*EXERCISE GOAL*:
Omit every picture and output the rest of the records exactly as they are.

*RECORDS TO USE*:
-=-=-=-=-

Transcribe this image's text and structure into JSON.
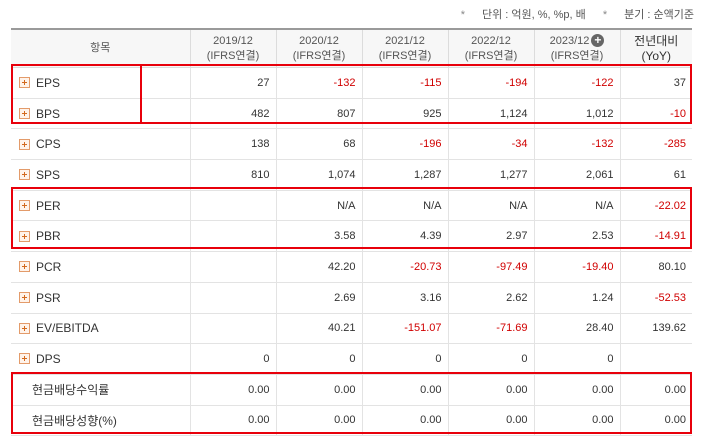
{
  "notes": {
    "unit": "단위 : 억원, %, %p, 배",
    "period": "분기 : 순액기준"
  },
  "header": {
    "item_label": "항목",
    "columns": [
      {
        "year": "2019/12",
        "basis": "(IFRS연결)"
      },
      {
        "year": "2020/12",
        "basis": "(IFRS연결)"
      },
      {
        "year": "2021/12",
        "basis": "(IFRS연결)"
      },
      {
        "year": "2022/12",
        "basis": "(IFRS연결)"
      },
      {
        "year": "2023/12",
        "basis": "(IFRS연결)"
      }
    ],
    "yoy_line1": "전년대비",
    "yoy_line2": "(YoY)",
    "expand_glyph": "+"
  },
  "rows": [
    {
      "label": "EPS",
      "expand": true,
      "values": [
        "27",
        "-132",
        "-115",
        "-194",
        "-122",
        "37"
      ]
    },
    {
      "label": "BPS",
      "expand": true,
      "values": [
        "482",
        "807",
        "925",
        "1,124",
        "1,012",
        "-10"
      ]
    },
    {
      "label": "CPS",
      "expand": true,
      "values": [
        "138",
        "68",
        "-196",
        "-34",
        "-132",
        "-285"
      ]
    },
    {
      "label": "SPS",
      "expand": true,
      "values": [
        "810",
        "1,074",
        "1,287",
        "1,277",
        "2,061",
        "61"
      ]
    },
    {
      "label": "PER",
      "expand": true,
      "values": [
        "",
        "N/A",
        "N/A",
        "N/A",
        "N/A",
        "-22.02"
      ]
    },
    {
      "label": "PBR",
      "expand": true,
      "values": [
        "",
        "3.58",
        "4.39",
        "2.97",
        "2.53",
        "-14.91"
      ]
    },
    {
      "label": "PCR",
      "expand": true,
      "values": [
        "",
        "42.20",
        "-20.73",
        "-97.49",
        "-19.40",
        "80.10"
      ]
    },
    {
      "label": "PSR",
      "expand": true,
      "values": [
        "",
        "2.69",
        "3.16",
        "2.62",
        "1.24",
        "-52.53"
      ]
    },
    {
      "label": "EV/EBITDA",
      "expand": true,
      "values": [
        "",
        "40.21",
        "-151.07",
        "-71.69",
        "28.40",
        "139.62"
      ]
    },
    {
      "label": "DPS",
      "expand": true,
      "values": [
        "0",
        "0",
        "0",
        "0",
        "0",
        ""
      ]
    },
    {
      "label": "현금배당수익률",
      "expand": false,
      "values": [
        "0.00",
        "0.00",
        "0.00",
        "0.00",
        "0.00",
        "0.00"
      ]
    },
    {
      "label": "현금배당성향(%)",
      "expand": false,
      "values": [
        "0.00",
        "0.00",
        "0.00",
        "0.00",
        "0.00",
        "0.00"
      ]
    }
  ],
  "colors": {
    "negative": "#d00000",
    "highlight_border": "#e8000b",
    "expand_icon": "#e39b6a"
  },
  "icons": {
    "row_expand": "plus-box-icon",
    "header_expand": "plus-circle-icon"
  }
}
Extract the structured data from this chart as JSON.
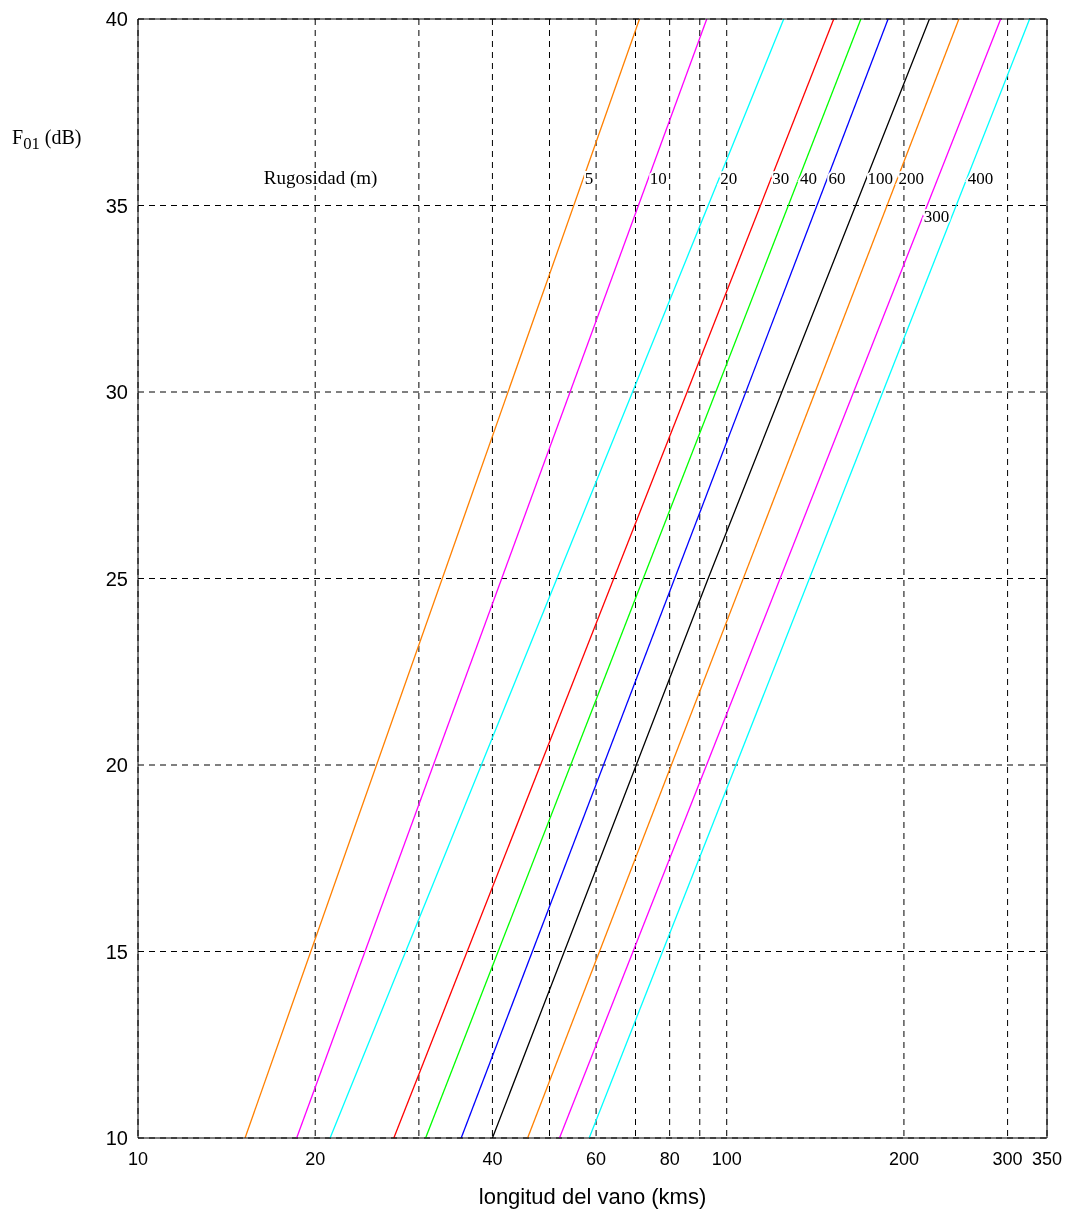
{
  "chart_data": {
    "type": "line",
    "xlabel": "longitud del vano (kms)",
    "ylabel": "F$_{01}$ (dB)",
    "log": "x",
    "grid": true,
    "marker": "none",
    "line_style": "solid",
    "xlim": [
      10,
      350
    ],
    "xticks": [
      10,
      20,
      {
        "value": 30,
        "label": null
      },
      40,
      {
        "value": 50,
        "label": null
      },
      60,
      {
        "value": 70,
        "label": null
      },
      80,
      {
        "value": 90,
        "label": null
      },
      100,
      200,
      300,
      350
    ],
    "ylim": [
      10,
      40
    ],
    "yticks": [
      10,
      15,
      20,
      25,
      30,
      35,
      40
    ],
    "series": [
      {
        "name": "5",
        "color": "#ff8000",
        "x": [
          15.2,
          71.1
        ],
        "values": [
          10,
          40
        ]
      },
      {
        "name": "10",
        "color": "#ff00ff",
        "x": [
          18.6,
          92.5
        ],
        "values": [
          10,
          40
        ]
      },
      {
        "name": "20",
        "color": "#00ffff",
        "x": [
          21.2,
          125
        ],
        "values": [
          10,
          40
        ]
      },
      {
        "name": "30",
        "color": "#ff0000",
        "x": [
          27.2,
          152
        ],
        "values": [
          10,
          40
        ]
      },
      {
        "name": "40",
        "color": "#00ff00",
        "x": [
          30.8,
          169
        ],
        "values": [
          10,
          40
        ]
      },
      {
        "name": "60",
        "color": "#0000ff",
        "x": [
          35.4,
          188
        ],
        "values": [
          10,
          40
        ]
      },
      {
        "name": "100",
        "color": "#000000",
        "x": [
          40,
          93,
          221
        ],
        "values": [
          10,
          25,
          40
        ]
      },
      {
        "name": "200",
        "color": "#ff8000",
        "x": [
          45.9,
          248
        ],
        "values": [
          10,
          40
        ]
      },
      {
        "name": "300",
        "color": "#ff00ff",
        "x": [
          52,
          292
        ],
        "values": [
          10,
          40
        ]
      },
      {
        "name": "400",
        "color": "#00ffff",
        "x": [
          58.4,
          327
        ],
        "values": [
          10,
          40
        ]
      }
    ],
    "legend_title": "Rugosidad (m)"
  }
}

-=-=-=-=-

*RESPONSE TO THIS EXERCISE*:
Transcribe this image's text and structure into JSON.
{
  "notes": {
    "unit": "단위 : 억원, %, %p, 배",
    "period": "분기 : 순액기준"
  },
  "header": {
    "item_label": "항목",
    "columns": [
      {
        "year": "2019/12",
        "basis": "(IFRS연결)"
      },
      {
        "year": "2020/12",
        "basis": "(IFRS연결)"
      },
      {
        "year": "2021/12",
        "basis": "(IFRS연결)"
      },
      {
        "year": "2022/12",
        "basis": "(IFRS연결)"
      },
      {
        "year": "2023/12",
        "basis": "(IFRS연결)"
      }
    ],
    "yoy_line1": "전년대비",
    "yoy_line2": "(YoY)",
    "expand_glyph": "+"
  },
  "rows": [
    {
      "label": "EPS",
      "expand": true,
      "values": [
        "27",
        "-132",
        "-115",
        "-194",
        "-122",
        "37"
      ]
    },
    {
      "label": "BPS",
      "expand": true,
      "values": [
        "482",
        "807",
        "925",
        "1,124",
        "1,012",
        "-10"
      ]
    },
    {
      "label": "CPS",
      "expand": true,
      "values": [
        "138",
        "68",
        "-196",
        "-34",
        "-132",
        "-285"
      ]
    },
    {
      "label": "SPS",
      "expand": true,
      "values": [
        "810",
        "1,074",
        "1,287",
        "1,277",
        "2,061",
        "61"
      ]
    },
    {
      "label": "PER",
      "expand": true,
      "values": [
        "",
        "N/A",
        "N/A",
        "N/A",
        "N/A",
        "-22.02"
      ]
    },
    {
      "label": "PBR",
      "expand": true,
      "values": [
        "",
        "3.58",
        "4.39",
        "2.97",
        "2.53",
        "-14.91"
      ]
    },
    {
      "label": "PCR",
      "expand": true,
      "values": [
        "",
        "42.20",
        "-20.73",
        "-97.49",
        "-19.40",
        "80.10"
      ]
    },
    {
      "label": "PSR",
      "expand": true,
      "values": [
        "",
        "2.69",
        "3.16",
        "2.62",
        "1.24",
        "-52.53"
      ]
    },
    {
      "label": "EV/EBITDA",
      "expand": true,
      "values": [
        "",
        "40.21",
        "-151.07",
        "-71.69",
        "28.40",
        "139.62"
      ]
    },
    {
      "label": "DPS",
      "expand": true,
      "values": [
        "0",
        "0",
        "0",
        "0",
        "0",
        ""
      ]
    },
    {
      "label": "현금배당수익률",
      "expand": false,
      "values": [
        "0.00",
        "0.00",
        "0.00",
        "0.00",
        "0.00",
        "0.00"
      ]
    },
    {
      "label": "현금배당성향(%)",
      "expand": false,
      "values": [
        "0.00",
        "0.00",
        "0.00",
        "0.00",
        "0.00",
        "0.00"
      ]
    }
  ],
  "colors": {
    "negative": "#d00000",
    "highlight_border": "#e8000b",
    "expand_icon": "#e39b6a"
  },
  "icons": {
    "row_expand": "plus-box-icon",
    "header_expand": "plus-circle-icon"
  }
}
Extract the structured data from this chart as JSON.
{
  "chart_data": {
    "type": "line",
    "xlabel": "longitud del vano (kms)",
    "ylabel": "F$_{01}$ (dB)",
    "log": "x",
    "grid": true,
    "marker": "none",
    "line_style": "solid",
    "xlim": [
      10,
      350
    ],
    "xticks": [
      10,
      20,
      {
        "value": 30,
        "label": null
      },
      40,
      {
        "value": 50,
        "label": null
      },
      60,
      {
        "value": 70,
        "label": null
      },
      80,
      {
        "value": 90,
        "label": null
      },
      100,
      200,
      300,
      350
    ],
    "ylim": [
      10,
      40
    ],
    "yticks": [
      10,
      15,
      20,
      25,
      30,
      35,
      40
    ],
    "series": [
      {
        "name": "5",
        "color": "#ff8000",
        "x": [
          15.2,
          71.1
        ],
        "values": [
          10,
          40
        ]
      },
      {
        "name": "10",
        "color": "#ff00ff",
        "x": [
          18.6,
          92.5
        ],
        "values": [
          10,
          40
        ]
      },
      {
        "name": "20",
        "color": "#00ffff",
        "x": [
          21.2,
          125
        ],
        "values": [
          10,
          40
        ]
      },
      {
        "name": "30",
        "color": "#ff0000",
        "x": [
          27.2,
          152
        ],
        "values": [
          10,
          40
        ]
      },
      {
        "name": "40",
        "color": "#00ff00",
        "x": [
          30.8,
          169
        ],
        "values": [
          10,
          40
        ]
      },
      {
        "name": "60",
        "color": "#0000ff",
        "x": [
          35.4,
          188
        ],
        "values": [
          10,
          40
        ]
      },
      {
        "name": "100",
        "color": "#000000",
        "x": [
          40,
          93,
          221
        ],
        "values": [
          10,
          25,
          40
        ]
      },
      {
        "name": "200",
        "color": "#ff8000",
        "x": [
          45.9,
          248
        ],
        "values": [
          10,
          40
        ]
      },
      {
        "name": "300",
        "color": "#ff00ff",
        "x": [
          52,
          292
        ],
        "values": [
          10,
          40
        ]
      },
      {
        "name": "400",
        "color": "#00ffff",
        "x": [
          58.4,
          327
        ],
        "values": [
          10,
          40
        ]
      }
    ],
    "legend_title": "Rugosidad (m)"
  }
}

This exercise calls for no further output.